**Exercise description:**
The data below needs to be returned exactly, line for line.

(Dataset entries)
========
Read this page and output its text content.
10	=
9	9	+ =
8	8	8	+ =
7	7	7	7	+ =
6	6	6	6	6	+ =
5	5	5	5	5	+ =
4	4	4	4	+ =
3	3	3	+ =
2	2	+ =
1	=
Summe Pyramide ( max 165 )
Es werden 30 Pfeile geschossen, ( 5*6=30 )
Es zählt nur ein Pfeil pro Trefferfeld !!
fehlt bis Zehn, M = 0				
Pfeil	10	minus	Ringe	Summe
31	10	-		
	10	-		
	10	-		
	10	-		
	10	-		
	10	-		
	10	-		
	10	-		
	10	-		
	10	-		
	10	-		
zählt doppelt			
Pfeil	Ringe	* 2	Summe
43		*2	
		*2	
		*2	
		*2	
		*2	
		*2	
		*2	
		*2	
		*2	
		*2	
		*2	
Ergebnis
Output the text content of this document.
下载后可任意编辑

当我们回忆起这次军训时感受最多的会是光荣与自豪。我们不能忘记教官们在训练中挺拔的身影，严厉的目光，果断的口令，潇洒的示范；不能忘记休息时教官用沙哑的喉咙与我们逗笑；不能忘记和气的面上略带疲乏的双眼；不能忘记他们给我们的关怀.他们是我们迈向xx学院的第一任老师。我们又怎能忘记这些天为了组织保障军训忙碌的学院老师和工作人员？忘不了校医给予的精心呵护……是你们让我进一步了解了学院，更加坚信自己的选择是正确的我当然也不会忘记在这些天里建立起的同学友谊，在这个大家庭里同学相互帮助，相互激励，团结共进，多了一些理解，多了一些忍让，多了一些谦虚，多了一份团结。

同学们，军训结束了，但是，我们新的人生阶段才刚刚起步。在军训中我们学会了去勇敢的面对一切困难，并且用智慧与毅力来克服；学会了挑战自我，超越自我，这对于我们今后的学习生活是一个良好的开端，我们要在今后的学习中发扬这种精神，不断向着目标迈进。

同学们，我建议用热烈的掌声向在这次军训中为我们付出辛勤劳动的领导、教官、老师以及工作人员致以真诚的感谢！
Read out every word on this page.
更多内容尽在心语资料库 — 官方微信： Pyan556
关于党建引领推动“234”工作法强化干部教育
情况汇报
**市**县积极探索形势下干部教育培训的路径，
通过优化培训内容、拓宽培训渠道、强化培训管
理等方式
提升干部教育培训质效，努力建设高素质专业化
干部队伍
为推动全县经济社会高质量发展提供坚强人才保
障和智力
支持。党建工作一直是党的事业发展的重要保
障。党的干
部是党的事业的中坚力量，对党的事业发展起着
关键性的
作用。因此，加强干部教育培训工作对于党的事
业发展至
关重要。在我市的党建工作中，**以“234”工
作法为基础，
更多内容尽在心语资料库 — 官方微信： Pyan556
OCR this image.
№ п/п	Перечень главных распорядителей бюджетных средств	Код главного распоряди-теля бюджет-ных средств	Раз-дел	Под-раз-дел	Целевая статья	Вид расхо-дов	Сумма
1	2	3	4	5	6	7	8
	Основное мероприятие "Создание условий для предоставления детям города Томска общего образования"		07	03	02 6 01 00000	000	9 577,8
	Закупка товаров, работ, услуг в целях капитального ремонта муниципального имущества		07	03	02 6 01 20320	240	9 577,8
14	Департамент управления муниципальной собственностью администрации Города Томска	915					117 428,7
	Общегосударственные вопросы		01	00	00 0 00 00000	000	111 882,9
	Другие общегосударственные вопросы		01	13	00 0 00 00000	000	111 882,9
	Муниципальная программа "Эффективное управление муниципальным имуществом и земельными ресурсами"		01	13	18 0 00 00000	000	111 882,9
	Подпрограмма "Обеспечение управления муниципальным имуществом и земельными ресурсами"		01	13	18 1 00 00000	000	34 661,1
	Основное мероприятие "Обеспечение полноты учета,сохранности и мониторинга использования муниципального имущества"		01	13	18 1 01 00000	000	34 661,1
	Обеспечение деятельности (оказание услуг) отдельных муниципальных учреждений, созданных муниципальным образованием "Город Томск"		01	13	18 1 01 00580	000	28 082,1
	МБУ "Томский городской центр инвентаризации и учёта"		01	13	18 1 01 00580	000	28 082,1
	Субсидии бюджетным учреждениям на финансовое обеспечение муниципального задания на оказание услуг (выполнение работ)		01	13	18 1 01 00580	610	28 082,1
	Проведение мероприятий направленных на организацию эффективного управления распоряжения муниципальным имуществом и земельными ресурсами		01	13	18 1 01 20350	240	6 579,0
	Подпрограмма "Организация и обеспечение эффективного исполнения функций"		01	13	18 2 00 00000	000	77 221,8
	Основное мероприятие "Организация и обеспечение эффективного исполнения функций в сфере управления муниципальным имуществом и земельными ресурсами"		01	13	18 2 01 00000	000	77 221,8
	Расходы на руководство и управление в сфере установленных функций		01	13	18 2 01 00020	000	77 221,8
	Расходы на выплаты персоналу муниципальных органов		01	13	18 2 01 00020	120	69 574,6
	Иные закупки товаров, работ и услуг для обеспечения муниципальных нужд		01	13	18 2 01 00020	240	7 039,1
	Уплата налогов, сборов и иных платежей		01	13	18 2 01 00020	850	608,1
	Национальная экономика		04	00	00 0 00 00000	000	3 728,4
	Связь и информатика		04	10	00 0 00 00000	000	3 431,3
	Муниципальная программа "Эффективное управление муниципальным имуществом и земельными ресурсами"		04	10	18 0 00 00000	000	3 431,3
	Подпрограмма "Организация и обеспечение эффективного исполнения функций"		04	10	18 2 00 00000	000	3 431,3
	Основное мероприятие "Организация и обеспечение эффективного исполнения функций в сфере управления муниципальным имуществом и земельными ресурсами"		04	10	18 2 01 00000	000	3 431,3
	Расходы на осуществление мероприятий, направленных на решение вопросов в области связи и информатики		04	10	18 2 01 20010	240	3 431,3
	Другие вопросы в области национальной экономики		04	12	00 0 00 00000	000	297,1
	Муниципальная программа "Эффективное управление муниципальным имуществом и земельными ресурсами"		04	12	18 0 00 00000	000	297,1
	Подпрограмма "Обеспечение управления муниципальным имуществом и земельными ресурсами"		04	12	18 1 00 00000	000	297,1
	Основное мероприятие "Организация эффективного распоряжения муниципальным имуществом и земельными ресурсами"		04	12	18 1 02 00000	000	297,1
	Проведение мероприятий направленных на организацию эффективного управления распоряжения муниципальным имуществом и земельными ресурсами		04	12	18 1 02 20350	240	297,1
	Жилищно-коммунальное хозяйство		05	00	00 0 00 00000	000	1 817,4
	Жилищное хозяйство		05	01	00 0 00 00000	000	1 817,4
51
========
**Task response:**
Read this page and output its text content.
10	=
9	9	+ =
8	8	8	+ =
7	7	7	7	+ =
6	6	6	6	6	+ =
5	5	5	5	5	+ =
4	4	4	4	+ =
3	3	3	+ =
2	2	+ =
1	=
Summe Pyramide ( max 165 )
Es werden 30 Pfeile geschossen, ( 5*6=30 )
Es zählt nur ein Pfeil pro Trefferfeld !!
fehlt bis Zehn, M = 0				
Pfeil	10	minus	Ringe	Summe
31	10	-		
	10	-		
	10	-		
	10	-		
	10	-		
	10	-		
	10	-		
	10	-		
	10	-		
	10	-		
	10	-		
zählt doppelt			
Pfeil	Ringe	* 2	Summe
43		*2	
		*2	
		*2	
		*2	
		*2	
		*2	
		*2	
		*2	
		*2	
		*2	
		*2	
Ergebnis
Output the text content of this document.
下载后可任意编辑

当我们回忆起这次军训时感受最多的会是光荣与自豪。我们不能忘记教官们在训练中挺拔的身影，严厉的目光，果断的口令，潇洒的示范；不能忘记休息时教官用沙哑的喉咙与我们逗笑；不能忘记和气的面上略带疲乏的双眼；不能忘记他们给我们的关怀.他们是我们迈向xx学院的第一任老师。我们又怎能忘记这些天为了组织保障军训忙碌的学院老师和工作人员？忘不了校医给予的精心呵护……是你们让我进一步了解了学院，更加坚信自己的选择是正确的我当然也不会忘记在这些天里建立起的同学友谊，在这个大家庭里同学相互帮助，相互激励，团结共进，多了一些理解，多了一些忍让，多了一些谦虚，多了一份团结。

同学们，军训结束了，但是，我们新的人生阶段才刚刚起步。在军训中我们学会了去勇敢的面对一切困难，并且用智慧与毅力来克服；学会了挑战自我，超越自我，这对于我们今后的学习生活是一个良好的开端，我们要在今后的学习中发扬这种精神，不断向着目标迈进。

同学们，我建议用热烈的掌声向在这次军训中为我们付出辛勤劳动的领导、教官、老师以及工作人员致以真诚的感谢！
Read out every word on this page.
更多内容尽在心语资料库 — 官方微信： Pyan556
关于党建引领推动“234”工作法强化干部教育
情况汇报
**市**县积极探索形势下干部教育培训的路径，
通过优化培训内容、拓宽培训渠道、强化培训管
理等方式
提升干部教育培训质效，努力建设高素质专业化
干部队伍
为推动全县经济社会高质量发展提供坚强人才保
障和智力
支持。党建工作一直是党的事业发展的重要保
障。党的干
部是党的事业的中坚力量，对党的事业发展起着
关键性的
作用。因此，加强干部教育培训工作对于党的事
业发展至
关重要。在我市的党建工作中，**以“234”工
作法为基础，
更多内容尽在心语资料库 — 官方微信： Pyan556
OCR this image.
№ п/п	Перечень главных распорядителей бюджетных средств	Код главного распоряди-теля бюджет-ных средств	Раз-дел	Под-раз-дел	Целевая статья	Вид расхо-дов	Сумма
1	2	3	4	5	6	7	8
	Основное мероприятие "Создание условий для предоставления детям города Томска общего образования"		07	03	02 6 01 00000	000	9 577,8
	Закупка товаров, работ, услуг в целях капитального ремонта муниципального имущества		07	03	02 6 01 20320	240	9 577,8
14	Департамент управления муниципальной собственностью администрации Города Томска	915					117 428,7
	Общегосударственные вопросы		01	00	00 0 00 00000	000	111 882,9
	Другие общегосударственные вопросы		01	13	00 0 00 00000	000	111 882,9
	Муниципальная программа "Эффективное управление муниципальным имуществом и земельными ресурсами"		01	13	18 0 00 00000	000	111 882,9
	Подпрограмма "Обеспечение управления муниципальным имуществом и земельными ресурсами"		01	13	18 1 00 00000	000	34 661,1
	Основное мероприятие "Обеспечение полноты учета,сохранности и мониторинга использования муниципального имущества"		01	13	18 1 01 00000	000	34 661,1
	Обеспечение деятельности (оказание услуг) отдельных муниципальных учреждений, созданных муниципальным образованием "Город Томск"		01	13	18 1 01 00580	000	28 082,1
	МБУ "Томский городской центр инвентаризации и учёта"		01	13	18 1 01 00580	000	28 082,1
	Субсидии бюджетным учреждениям на финансовое обеспечение муниципального задания на оказание услуг (выполнение работ)		01	13	18 1 01 00580	610	28 082,1
	Проведение мероприятий направленных на организацию эффективного управления распоряжения муниципальным имуществом и земельными ресурсами		01	13	18 1 01 20350	240	6 579,0
	Подпрограмма "Организация и обеспечение эффективного исполнения функций"		01	13	18 2 00 00000	000	77 221,8
	Основное мероприятие "Организация и обеспечение эффективного исполнения функций в сфере управления муниципальным имуществом и земельными ресурсами"		01	13	18 2 01 00000	000	77 221,8
	Расходы на руководство и управление в сфере установленных функций		01	13	18 2 01 00020	000	77 221,8
	Расходы на выплаты персоналу муниципальных органов		01	13	18 2 01 00020	120	69 574,6
	Иные закупки товаров, работ и услуг для обеспечения муниципальных нужд		01	13	18 2 01 00020	240	7 039,1
	Уплата налогов, сборов и иных платежей		01	13	18 2 01 00020	850	608,1
	Национальная экономика		04	00	00 0 00 00000	000	3 728,4
	Связь и информатика		04	10	00 0 00 00000	000	3 431,3
	Муниципальная программа "Эффективное управление муниципальным имуществом и земельными ресурсами"		04	10	18 0 00 00000	000	3 431,3
	Подпрограмма "Организация и обеспечение эффективного исполнения функций"		04	10	18 2 00 00000	000	3 431,3
	Основное мероприятие "Организация и обеспечение эффективного исполнения функций в сфере управления муниципальным имуществом и земельными ресурсами"		04	10	18 2 01 00000	000	3 431,3
	Расходы на осуществление мероприятий, направленных на решение вопросов в области связи и информатики		04	10	18 2 01 20010	240	3 431,3
	Другие вопросы в области национальной экономики		04	12	00 0 00 00000	000	297,1
	Муниципальная программа "Эффективное управление муниципальным имуществом и земельными ресурсами"		04	12	18 0 00 00000	000	297,1
	Подпрограмма "Обеспечение управления муниципальным имуществом и земельными ресурсами"		04	12	18 1 00 00000	000	297,1
	Основное мероприятие "Организация эффективного распоряжения муниципальным имуществом и земельными ресурсами"		04	12	18 1 02 00000	000	297,1
	Проведение мероприятий направленных на организацию эффективного управления распоряжения муниципальным имуществом и земельными ресурсами		04	12	18 1 02 20350	240	297,1
	Жилищно-коммунальное хозяйство		05	00	00 0 00 00000	000	1 817,4
	Жилищное хозяйство		05	01	00 0 00 00000	000	1 817,4
51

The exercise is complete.